[start of DATASET RECORDS]

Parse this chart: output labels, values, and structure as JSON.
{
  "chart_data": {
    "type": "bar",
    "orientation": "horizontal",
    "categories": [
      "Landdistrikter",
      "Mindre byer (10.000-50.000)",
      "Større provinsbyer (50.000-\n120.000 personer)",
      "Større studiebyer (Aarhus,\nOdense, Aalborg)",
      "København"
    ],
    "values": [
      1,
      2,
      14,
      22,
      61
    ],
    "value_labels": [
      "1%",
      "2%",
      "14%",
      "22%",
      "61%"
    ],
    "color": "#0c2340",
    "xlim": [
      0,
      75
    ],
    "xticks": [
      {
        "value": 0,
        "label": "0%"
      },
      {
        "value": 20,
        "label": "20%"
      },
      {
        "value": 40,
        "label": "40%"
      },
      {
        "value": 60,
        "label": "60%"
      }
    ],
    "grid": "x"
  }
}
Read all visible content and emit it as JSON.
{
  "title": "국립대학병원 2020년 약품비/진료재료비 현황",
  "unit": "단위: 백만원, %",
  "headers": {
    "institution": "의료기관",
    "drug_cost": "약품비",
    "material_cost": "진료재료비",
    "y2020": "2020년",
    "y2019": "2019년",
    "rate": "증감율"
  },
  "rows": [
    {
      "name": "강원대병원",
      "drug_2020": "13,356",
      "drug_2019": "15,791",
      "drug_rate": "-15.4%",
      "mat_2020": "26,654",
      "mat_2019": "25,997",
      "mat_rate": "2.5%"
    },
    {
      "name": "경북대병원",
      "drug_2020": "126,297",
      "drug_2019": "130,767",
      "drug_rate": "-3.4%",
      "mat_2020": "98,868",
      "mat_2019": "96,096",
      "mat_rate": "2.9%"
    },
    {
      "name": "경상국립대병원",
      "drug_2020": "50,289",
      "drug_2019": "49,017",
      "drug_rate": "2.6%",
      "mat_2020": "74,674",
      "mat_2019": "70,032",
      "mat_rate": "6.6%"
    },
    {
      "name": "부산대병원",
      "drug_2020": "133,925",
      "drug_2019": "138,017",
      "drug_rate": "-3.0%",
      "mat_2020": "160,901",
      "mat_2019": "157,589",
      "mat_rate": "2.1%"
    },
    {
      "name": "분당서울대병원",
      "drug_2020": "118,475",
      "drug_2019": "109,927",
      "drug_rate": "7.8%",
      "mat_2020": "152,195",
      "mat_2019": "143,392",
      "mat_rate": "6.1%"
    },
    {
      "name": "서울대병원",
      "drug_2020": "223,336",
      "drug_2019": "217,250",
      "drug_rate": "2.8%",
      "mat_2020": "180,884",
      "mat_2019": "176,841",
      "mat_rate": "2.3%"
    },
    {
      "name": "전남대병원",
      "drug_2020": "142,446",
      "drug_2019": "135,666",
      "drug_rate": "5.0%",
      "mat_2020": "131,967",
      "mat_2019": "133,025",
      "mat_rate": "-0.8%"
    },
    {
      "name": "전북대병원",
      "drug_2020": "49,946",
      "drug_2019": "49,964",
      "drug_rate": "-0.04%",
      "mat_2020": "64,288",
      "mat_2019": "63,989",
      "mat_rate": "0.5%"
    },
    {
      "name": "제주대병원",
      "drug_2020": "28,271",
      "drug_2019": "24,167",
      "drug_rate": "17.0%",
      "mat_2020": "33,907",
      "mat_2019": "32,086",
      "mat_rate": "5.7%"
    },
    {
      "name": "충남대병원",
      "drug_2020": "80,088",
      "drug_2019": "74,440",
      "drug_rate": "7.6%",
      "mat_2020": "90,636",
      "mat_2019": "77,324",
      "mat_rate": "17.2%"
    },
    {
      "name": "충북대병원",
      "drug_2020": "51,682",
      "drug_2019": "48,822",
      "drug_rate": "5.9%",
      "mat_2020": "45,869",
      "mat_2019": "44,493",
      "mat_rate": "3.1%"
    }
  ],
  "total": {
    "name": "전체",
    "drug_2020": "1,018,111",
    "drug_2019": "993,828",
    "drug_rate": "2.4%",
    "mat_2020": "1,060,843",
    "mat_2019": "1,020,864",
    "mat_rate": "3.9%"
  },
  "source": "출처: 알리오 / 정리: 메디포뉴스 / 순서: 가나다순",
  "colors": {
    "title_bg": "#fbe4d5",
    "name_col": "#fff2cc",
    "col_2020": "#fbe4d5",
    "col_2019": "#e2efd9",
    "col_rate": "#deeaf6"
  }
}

[end of DATASET RECORDS]

EXERCISE GOAL:
Transcribe the material above in its entirety. Match it exactly.

FINAL RESULT:
Parse this chart: output labels, values, and structure as JSON.
{
  "chart_data": {
    "type": "bar",
    "orientation": "horizontal",
    "categories": [
      "Landdistrikter",
      "Mindre byer (10.000-50.000)",
      "Større provinsbyer (50.000-\n120.000 personer)",
      "Større studiebyer (Aarhus,\nOdense, Aalborg)",
      "København"
    ],
    "values": [
      1,
      2,
      14,
      22,
      61
    ],
    "value_labels": [
      "1%",
      "2%",
      "14%",
      "22%",
      "61%"
    ],
    "color": "#0c2340",
    "xlim": [
      0,
      75
    ],
    "xticks": [
      {
        "value": 0,
        "label": "0%"
      },
      {
        "value": 20,
        "label": "20%"
      },
      {
        "value": 40,
        "label": "40%"
      },
      {
        "value": 60,
        "label": "60%"
      }
    ],
    "grid": "x"
  }
}
Read all visible content and emit it as JSON.
{
  "title": "국립대학병원 2020년 약품비/진료재료비 현황",
  "unit": "단위: 백만원, %",
  "headers": {
    "institution": "의료기관",
    "drug_cost": "약품비",
    "material_cost": "진료재료비",
    "y2020": "2020년",
    "y2019": "2019년",
    "rate": "증감율"
  },
  "rows": [
    {
      "name": "강원대병원",
      "drug_2020": "13,356",
      "drug_2019": "15,791",
      "drug_rate": "-15.4%",
      "mat_2020": "26,654",
      "mat_2019": "25,997",
      "mat_rate": "2.5%"
    },
    {
      "name": "경북대병원",
      "drug_2020": "126,297",
      "drug_2019": "130,767",
      "drug_rate": "-3.4%",
      "mat_2020": "98,868",
      "mat_2019": "96,096",
      "mat_rate": "2.9%"
    },
    {
      "name": "경상국립대병원",
      "drug_2020": "50,289",
      "drug_2019": "49,017",
      "drug_rate": "2.6%",
      "mat_2020": "74,674",
      "mat_2019": "70,032",
      "mat_rate": "6.6%"
    },
    {
      "name": "부산대병원",
      "drug_2020": "133,925",
      "drug_2019": "138,017",
      "drug_rate": "-3.0%",
      "mat_2020": "160,901",
      "mat_2019": "157,589",
      "mat_rate": "2.1%"
    },
    {
      "name": "분당서울대병원",
      "drug_2020": "118,475",
      "drug_2019": "109,927",
      "drug_rate": "7.8%",
      "mat_2020": "152,195",
      "mat_2019": "143,392",
      "mat_rate": "6.1%"
    },
    {
      "name": "서울대병원",
      "drug_2020": "223,336",
      "drug_2019": "217,250",
      "drug_rate": "2.8%",
      "mat_2020": "180,884",
      "mat_2019": "176,841",
      "mat_rate": "2.3%"
    },
    {
      "name": "전남대병원",
      "drug_2020": "142,446",
      "drug_2019": "135,666",
      "drug_rate": "5.0%",
      "mat_2020": "131,967",
      "mat_2019": "133,025",
      "mat_rate": "-0.8%"
    },
    {
      "name": "전북대병원",
      "drug_2020": "49,946",
      "drug_2019": "49,964",
      "drug_rate": "-0.04%",
      "mat_2020": "64,288",
      "mat_2019": "63,989",
      "mat_rate": "0.5%"
    },
    {
      "name": "제주대병원",
      "drug_2020": "28,271",
      "drug_2019": "24,167",
      "drug_rate": "17.0%",
      "mat_2020": "33,907",
      "mat_2019": "32,086",
      "mat_rate": "5.7%"
    },
    {
      "name": "충남대병원",
      "drug_2020": "80,088",
      "drug_2019": "74,440",
      "drug_rate": "7.6%",
      "mat_2020": "90,636",
      "mat_2019": "77,324",
      "mat_rate": "17.2%"
    },
    {
      "name": "충북대병원",
      "drug_2020": "51,682",
      "drug_2019": "48,822",
      "drug_rate": "5.9%",
      "mat_2020": "45,869",
      "mat_2019": "44,493",
      "mat_rate": "3.1%"
    }
  ],
  "total": {
    "name": "전체",
    "drug_2020": "1,018,111",
    "drug_2019": "993,828",
    "drug_rate": "2.4%",
    "mat_2020": "1,060,843",
    "mat_2019": "1,020,864",
    "mat_rate": "3.9%"
  },
  "source": "출처: 알리오 / 정리: 메디포뉴스 / 순서: 가나다순",
  "colors": {
    "title_bg": "#fbe4d5",
    "name_col": "#fff2cc",
    "col_2020": "#fbe4d5",
    "col_2019": "#e2efd9",
    "col_rate": "#deeaf6"
  }
}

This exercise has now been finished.